• SET TASK: Update the rows below by changing every instance of "Patent image size" to "Drawing dimensions". Leave every other character unchanged.

+ + + +

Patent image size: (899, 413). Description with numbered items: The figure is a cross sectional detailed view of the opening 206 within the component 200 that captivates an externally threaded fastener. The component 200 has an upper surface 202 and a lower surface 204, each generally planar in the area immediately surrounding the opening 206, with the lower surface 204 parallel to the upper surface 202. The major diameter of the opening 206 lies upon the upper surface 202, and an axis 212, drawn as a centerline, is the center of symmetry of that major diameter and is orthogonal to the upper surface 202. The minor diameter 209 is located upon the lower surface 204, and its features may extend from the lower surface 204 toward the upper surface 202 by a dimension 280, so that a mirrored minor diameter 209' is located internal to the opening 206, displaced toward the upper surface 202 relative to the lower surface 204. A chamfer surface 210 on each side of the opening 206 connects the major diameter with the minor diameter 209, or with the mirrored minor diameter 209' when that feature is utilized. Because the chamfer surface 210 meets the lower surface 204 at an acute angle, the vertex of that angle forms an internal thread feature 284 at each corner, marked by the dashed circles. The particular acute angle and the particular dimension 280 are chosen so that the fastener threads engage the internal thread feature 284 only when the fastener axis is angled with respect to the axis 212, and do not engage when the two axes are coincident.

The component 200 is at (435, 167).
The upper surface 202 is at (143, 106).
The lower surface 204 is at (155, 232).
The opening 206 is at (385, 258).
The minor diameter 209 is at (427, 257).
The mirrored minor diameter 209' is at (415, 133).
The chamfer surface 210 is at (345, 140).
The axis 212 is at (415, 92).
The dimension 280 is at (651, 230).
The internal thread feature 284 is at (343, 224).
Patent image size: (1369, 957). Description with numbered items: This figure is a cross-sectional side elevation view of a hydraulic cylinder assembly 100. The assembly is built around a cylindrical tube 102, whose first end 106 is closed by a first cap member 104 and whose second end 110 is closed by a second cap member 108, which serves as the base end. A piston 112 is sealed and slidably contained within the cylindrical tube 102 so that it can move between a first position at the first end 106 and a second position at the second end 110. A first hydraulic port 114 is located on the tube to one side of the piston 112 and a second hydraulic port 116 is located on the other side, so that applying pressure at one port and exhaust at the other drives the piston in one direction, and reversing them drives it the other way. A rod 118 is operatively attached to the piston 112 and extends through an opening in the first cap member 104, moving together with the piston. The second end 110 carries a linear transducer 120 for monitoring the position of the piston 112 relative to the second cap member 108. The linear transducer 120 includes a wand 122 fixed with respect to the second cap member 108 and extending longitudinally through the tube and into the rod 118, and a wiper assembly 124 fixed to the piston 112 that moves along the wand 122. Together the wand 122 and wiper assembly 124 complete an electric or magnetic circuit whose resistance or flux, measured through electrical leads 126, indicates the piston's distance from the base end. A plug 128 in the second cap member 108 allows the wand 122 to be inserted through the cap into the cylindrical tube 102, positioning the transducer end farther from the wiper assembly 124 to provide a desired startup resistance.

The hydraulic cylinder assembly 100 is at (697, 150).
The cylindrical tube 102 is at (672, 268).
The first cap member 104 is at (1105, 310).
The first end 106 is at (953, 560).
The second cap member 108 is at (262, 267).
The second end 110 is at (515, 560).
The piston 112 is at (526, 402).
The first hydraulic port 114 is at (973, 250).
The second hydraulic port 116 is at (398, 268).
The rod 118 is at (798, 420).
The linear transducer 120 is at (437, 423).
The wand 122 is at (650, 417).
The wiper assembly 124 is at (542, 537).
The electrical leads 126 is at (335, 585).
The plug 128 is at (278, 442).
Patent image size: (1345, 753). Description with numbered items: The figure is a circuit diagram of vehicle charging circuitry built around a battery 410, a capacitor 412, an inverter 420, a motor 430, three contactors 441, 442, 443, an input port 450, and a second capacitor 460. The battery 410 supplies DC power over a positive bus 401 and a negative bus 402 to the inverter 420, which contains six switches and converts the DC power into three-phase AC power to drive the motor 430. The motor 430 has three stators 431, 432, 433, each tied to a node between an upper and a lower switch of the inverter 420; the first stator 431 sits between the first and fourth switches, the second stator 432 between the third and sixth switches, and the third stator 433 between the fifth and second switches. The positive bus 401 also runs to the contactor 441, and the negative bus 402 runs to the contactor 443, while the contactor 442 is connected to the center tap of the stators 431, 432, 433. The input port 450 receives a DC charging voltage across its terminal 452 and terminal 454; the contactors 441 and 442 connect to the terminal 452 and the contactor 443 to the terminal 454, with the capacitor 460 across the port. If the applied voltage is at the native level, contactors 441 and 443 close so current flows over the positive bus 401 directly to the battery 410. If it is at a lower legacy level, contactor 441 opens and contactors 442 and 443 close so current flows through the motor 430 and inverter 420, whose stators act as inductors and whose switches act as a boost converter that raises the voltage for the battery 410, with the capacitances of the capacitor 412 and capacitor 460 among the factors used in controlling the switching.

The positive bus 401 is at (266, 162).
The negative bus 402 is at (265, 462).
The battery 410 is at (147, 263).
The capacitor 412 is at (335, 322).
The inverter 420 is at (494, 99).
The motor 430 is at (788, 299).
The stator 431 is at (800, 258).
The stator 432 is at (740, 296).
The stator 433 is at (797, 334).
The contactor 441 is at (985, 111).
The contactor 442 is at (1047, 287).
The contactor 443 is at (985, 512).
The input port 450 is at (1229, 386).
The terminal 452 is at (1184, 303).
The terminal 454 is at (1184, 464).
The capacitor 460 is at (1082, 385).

+ + + +

• TASK ANSWER:
Drawing dimensions: (899, 413). Description with numbered items: The figure is a cross sectional detailed view of the opening 206 within the component 200 that captivates an externally threaded fastener. The component 200 has an upper surface 202 and a lower surface 204, each generally planar in the area immediately surrounding the opening 206, with the lower surface 204 parallel to the upper surface 202. The major diameter of the opening 206 lies upon the upper surface 202, and an axis 212, drawn as a centerline, is the center of symmetry of that major diameter and is orthogonal to the upper surface 202. The minor diameter 209 is located upon the lower surface 204, and its features may extend from the lower surface 204 toward the upper surface 202 by a dimension 280, so that a mirrored minor diameter 209' is located internal to the opening 206, displaced toward the upper surface 202 relative to the lower surface 204. A chamfer surface 210 on each side of the opening 206 connects the major diameter with the minor diameter 209, or with the mirrored minor diameter 209' when that feature is utilized. Because the chamfer surface 210 meets the lower surface 204 at an acute angle, the vertex of that angle forms an internal thread feature 284 at each corner, marked by the dashed circles. The particular acute angle and the particular dimension 280 are chosen so that the fastener threads engage the internal thread feature 284 only when the fastener axis is angled with respect to the axis 212, and do not engage when the two axes are coincident.

The component 200 is at (435, 167).
The upper surface 202 is at (143, 106).
The lower surface 204 is at (155, 232).
The opening 206 is at (385, 258).
The minor diameter 209 is at (427, 257).
The mirrored minor diameter 209' is at (415, 133).
The chamfer surface 210 is at (345, 140).
The axis 212 is at (415, 92).
The dimension 280 is at (651, 230).
The internal thread feature 284 is at (343, 224).
Drawing dimensions: (1369, 957). Description with numbered items: This figure is a cross-sectional side elevation view of a hydraulic cylinder assembly 100. The assembly is built around a cylindrical tube 102, whose first end 106 is closed by a first cap member 104 and whose second end 110 is closed by a second cap member 108, which serves as the base end. A piston 112 is sealed and slidably contained within the cylindrical tube 102 so that it can move between a first position at the first end 106 and a second position at the second end 110. A first hydraulic port 114 is located on the tube to one side of the piston 112 and a second hydraulic port 116 is located on the other side, so that applying pressure at one port and exhaust at the other drives the piston in one direction, and reversing them drives it the other way. A rod 118 is operatively attached to the piston 112 and extends through an opening in the first cap member 104, moving together with the piston. The second end 110 carries a linear transducer 120 for monitoring the position of the piston 112 relative to the second cap member 108. The linear transducer 120 includes a wand 122 fixed with respect to the second cap member 108 and extending longitudinally through the tube and into the rod 118, and a wiper assembly 124 fixed to the piston 112 that moves along the wand 122. Together the wand 122 and wiper assembly 124 complete an electric or magnetic circuit whose resistance or flux, measured through electrical leads 126, indicates the piston's distance from the base end. A plug 128 in the second cap member 108 allows the wand 122 to be inserted through the cap into the cylindrical tube 102, positioning the transducer end farther from the wiper assembly 124 to provide a desired startup resistance.

The hydraulic cylinder assembly 100 is at (697, 150).
The cylindrical tube 102 is at (672, 268).
The first cap member 104 is at (1105, 310).
The first end 106 is at (953, 560).
The second cap member 108 is at (262, 267).
The second end 110 is at (515, 560).
The piston 112 is at (526, 402).
The first hydraulic port 114 is at (973, 250).
The second hydraulic port 116 is at (398, 268).
The rod 118 is at (798, 420).
The linear transducer 120 is at (437, 423).
The wand 122 is at (650, 417).
The wiper assembly 124 is at (542, 537).
The electrical leads 126 is at (335, 585).
The plug 128 is at (278, 442).
Drawing dimensions: (1345, 753). Description with numbered items: The figure is a circuit diagram of vehicle charging circuitry built around a battery 410, a capacitor 412, an inverter 420, a motor 430, three contactors 441, 442, 443, an input port 450, and a second capacitor 460. The battery 410 supplies DC power over a positive bus 401 and a negative bus 402 to the inverter 420, which contains six switches and converts the DC power into three-phase AC power to drive the motor 430. The motor 430 has three stators 431, 432, 433, each tied to a node between an upper and a lower switch of the inverter 420; the first stator 431 sits between the first and fourth switches, the second stator 432 between the third and sixth switches, and the third stator 433 between the fifth and second switches. The positive bus 401 also runs to the contactor 441, and the negative bus 402 runs to the contactor 443, while the contactor 442 is connected to the center tap of the stators 431, 432, 433. The input port 450 receives a DC charging voltage across its terminal 452 and terminal 454; the contactors 441 and 442 connect to the terminal 452 and the contactor 443 to the terminal 454, with the capacitor 460 across the port. If the applied voltage is at the native level, contactors 441 and 443 close so current flows over the positive bus 401 directly to the battery 410. If it is at a lower legacy level, contactor 441 opens and contactors 442 and 443 close so current flows through the motor 430 and inverter 420, whose stators act as inductors and whose switches act as a boost converter that raises the voltage for the battery 410, with the capacitances of the capacitor 412 and capacitor 460 among the factors used in controlling the switching.

The positive bus 401 is at (266, 162).
The negative bus 402 is at (265, 462).
The battery 410 is at (147, 263).
The capacitor 412 is at (335, 322).
The inverter 420 is at (494, 99).
The motor 430 is at (788, 299).
The stator 431 is at (800, 258).
The stator 432 is at (740, 296).
The stator 433 is at (797, 334).
The contactor 441 is at (985, 111).
The contactor 442 is at (1047, 287).
The contactor 443 is at (985, 512).
The input port 450 is at (1229, 386).
The terminal 452 is at (1184, 303).
The terminal 454 is at (1184, 464).
The capacitor 460 is at (1082, 385).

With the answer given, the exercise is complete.